▶ [WHAT YOU HAVE TO DO]
Can the data below be echoed back word for word?
-- start of DATASET RECORDS --
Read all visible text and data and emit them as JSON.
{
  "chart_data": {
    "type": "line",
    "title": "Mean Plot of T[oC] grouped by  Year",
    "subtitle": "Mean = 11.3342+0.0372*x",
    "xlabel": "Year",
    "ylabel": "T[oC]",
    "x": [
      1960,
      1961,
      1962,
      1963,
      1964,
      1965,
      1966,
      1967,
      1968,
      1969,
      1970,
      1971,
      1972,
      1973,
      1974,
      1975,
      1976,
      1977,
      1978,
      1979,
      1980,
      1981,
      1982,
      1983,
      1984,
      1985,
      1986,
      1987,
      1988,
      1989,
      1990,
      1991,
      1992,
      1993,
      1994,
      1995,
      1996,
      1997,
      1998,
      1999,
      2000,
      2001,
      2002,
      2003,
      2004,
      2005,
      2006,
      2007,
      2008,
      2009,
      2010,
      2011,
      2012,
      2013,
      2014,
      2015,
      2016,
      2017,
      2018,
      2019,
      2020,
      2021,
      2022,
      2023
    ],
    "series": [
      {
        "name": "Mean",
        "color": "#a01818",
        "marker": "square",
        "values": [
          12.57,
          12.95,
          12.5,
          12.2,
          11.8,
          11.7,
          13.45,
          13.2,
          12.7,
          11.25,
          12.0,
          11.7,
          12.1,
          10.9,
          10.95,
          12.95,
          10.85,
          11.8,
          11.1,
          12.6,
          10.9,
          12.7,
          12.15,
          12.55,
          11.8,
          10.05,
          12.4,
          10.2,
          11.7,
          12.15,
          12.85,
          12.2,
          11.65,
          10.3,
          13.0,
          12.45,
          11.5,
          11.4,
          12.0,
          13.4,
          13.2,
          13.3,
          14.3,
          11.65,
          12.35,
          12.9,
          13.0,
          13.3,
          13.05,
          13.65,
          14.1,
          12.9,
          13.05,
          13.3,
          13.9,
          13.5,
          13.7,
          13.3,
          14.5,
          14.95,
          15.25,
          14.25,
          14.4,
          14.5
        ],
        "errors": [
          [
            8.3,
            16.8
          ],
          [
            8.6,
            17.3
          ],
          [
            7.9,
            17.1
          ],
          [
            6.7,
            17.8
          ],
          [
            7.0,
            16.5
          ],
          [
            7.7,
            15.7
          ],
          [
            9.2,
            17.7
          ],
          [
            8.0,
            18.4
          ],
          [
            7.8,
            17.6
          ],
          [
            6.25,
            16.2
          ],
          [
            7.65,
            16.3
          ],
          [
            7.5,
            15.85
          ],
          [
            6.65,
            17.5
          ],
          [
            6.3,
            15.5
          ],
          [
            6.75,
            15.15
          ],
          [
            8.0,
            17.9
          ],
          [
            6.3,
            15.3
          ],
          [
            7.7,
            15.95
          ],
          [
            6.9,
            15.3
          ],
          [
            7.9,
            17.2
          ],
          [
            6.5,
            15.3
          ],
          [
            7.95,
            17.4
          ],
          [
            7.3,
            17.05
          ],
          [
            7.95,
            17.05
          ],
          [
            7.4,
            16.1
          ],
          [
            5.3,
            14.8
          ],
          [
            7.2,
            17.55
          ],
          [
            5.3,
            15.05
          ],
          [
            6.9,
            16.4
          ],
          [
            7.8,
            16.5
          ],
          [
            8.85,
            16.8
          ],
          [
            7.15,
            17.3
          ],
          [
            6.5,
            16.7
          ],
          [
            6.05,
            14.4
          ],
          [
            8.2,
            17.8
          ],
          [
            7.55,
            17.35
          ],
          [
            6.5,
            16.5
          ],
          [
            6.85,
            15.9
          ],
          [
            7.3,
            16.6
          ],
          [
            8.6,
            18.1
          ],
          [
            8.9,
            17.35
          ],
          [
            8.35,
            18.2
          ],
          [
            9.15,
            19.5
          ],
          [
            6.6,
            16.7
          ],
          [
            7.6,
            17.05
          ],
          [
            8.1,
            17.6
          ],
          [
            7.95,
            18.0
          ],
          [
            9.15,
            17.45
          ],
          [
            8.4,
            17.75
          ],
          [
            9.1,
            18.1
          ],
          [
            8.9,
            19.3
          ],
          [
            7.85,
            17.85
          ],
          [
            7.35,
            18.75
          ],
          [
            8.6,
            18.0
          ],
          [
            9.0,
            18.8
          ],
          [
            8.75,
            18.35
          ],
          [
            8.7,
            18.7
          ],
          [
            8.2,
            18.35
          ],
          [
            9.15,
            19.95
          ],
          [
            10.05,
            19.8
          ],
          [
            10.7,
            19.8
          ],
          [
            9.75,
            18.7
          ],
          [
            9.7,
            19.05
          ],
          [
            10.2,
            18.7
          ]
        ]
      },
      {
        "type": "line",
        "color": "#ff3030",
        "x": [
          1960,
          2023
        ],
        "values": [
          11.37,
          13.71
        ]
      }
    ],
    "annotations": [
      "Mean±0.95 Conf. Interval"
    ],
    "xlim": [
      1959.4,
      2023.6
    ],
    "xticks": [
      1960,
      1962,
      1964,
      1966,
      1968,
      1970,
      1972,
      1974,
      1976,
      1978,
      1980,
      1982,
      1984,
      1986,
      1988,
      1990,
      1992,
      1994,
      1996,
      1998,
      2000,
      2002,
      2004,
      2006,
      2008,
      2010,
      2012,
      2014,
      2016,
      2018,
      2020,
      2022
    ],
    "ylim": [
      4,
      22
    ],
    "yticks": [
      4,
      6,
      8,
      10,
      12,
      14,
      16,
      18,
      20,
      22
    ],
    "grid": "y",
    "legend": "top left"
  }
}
-- end of DATASET RECORDS --
▶ [OUTPUT]
Read all visible text and data and emit them as JSON.
{
  "chart_data": {
    "type": "line",
    "title": "Mean Plot of T[oC] grouped by  Year",
    "subtitle": "Mean = 11.3342+0.0372*x",
    "xlabel": "Year",
    "ylabel": "T[oC]",
    "x": [
      1960,
      1961,
      1962,
      1963,
      1964,
      1965,
      1966,
      1967,
      1968,
      1969,
      1970,
      1971,
      1972,
      1973,
      1974,
      1975,
      1976,
      1977,
      1978,
      1979,
      1980,
      1981,
      1982,
      1983,
      1984,
      1985,
      1986,
      1987,
      1988,
      1989,
      1990,
      1991,
      1992,
      1993,
      1994,
      1995,
      1996,
      1997,
      1998,
      1999,
      2000,
      2001,
      2002,
      2003,
      2004,
      2005,
      2006,
      2007,
      2008,
      2009,
      2010,
      2011,
      2012,
      2013,
      2014,
      2015,
      2016,
      2017,
      2018,
      2019,
      2020,
      2021,
      2022,
      2023
    ],
    "series": [
      {
        "name": "Mean",
        "color": "#a01818",
        "marker": "square",
        "values": [
          12.57,
          12.95,
          12.5,
          12.2,
          11.8,
          11.7,
          13.45,
          13.2,
          12.7,
          11.25,
          12.0,
          11.7,
          12.1,
          10.9,
          10.95,
          12.95,
          10.85,
          11.8,
          11.1,
          12.6,
          10.9,
          12.7,
          12.15,
          12.55,
          11.8,
          10.05,
          12.4,
          10.2,
          11.7,
          12.15,
          12.85,
          12.2,
          11.65,
          10.3,
          13.0,
          12.45,
          11.5,
          11.4,
          12.0,
          13.4,
          13.2,
          13.3,
          14.3,
          11.65,
          12.35,
          12.9,
          13.0,
          13.3,
          13.05,
          13.65,
          14.1,
          12.9,
          13.05,
          13.3,
          13.9,
          13.5,
          13.7,
          13.3,
          14.5,
          14.95,
          15.25,
          14.25,
          14.4,
          14.5
        ],
        "errors": [
          [
            8.3,
            16.8
          ],
          [
            8.6,
            17.3
          ],
          [
            7.9,
            17.1
          ],
          [
            6.7,
            17.8
          ],
          [
            7.0,
            16.5
          ],
          [
            7.7,
            15.7
          ],
          [
            9.2,
            17.7
          ],
          [
            8.0,
            18.4
          ],
          [
            7.8,
            17.6
          ],
          [
            6.25,
            16.2
          ],
          [
            7.65,
            16.3
          ],
          [
            7.5,
            15.85
          ],
          [
            6.65,
            17.5
          ],
          [
            6.3,
            15.5
          ],
          [
            6.75,
            15.15
          ],
          [
            8.0,
            17.9
          ],
          [
            6.3,
            15.3
          ],
          [
            7.7,
            15.95
          ],
          [
            6.9,
            15.3
          ],
          [
            7.9,
            17.2
          ],
          [
            6.5,
            15.3
          ],
          [
            7.95,
            17.4
          ],
          [
            7.3,
            17.05
          ],
          [
            7.95,
            17.05
          ],
          [
            7.4,
            16.1
          ],
          [
            5.3,
            14.8
          ],
          [
            7.2,
            17.55
          ],
          [
            5.3,
            15.05
          ],
          [
            6.9,
            16.4
          ],
          [
            7.8,
            16.5
          ],
          [
            8.85,
            16.8
          ],
          [
            7.15,
            17.3
          ],
          [
            6.5,
            16.7
          ],
          [
            6.05,
            14.4
          ],
          [
            8.2,
            17.8
          ],
          [
            7.55,
            17.35
          ],
          [
            6.5,
            16.5
          ],
          [
            6.85,
            15.9
          ],
          [
            7.3,
            16.6
          ],
          [
            8.6,
            18.1
          ],
          [
            8.9,
            17.35
          ],
          [
            8.35,
            18.2
          ],
          [
            9.15,
            19.5
          ],
          [
            6.6,
            16.7
          ],
          [
            7.6,
            17.05
          ],
          [
            8.1,
            17.6
          ],
          [
            7.95,
            18.0
          ],
          [
            9.15,
            17.45
          ],
          [
            8.4,
            17.75
          ],
          [
            9.1,
            18.1
          ],
          [
            8.9,
            19.3
          ],
          [
            7.85,
            17.85
          ],
          [
            7.35,
            18.75
          ],
          [
            8.6,
            18.0
          ],
          [
            9.0,
            18.8
          ],
          [
            8.75,
            18.35
          ],
          [
            8.7,
            18.7
          ],
          [
            8.2,
            18.35
          ],
          [
            9.15,
            19.95
          ],
          [
            10.05,
            19.8
          ],
          [
            10.7,
            19.8
          ],
          [
            9.75,
            18.7
          ],
          [
            9.7,
            19.05
          ],
          [
            10.2,
            18.7
          ]
        ]
      },
      {
        "type": "line",
        "color": "#ff3030",
        "x": [
          1960,
          2023
        ],
        "values": [
          11.37,
          13.71
        ]
      }
    ],
    "annotations": [
      "Mean±0.95 Conf. Interval"
    ],
    "xlim": [
      1959.4,
      2023.6
    ],
    "xticks": [
      1960,
      1962,
      1964,
      1966,
      1968,
      1970,
      1972,
      1974,
      1976,
      1978,
      1980,
      1982,
      1984,
      1986,
      1988,
      1990,
      1992,
      1994,
      1996,
      1998,
      2000,
      2002,
      2004,
      2006,
      2008,
      2010,
      2012,
      2014,
      2016,
      2018,
      2020,
      2022
    ],
    "ylim": [
      4,
      22
    ],
    "yticks": [
      4,
      6,
      8,
      10,
      12,
      14,
      16,
      18,
      20,
      22
    ],
    "grid": "y",
    "legend": "top left"
  }
}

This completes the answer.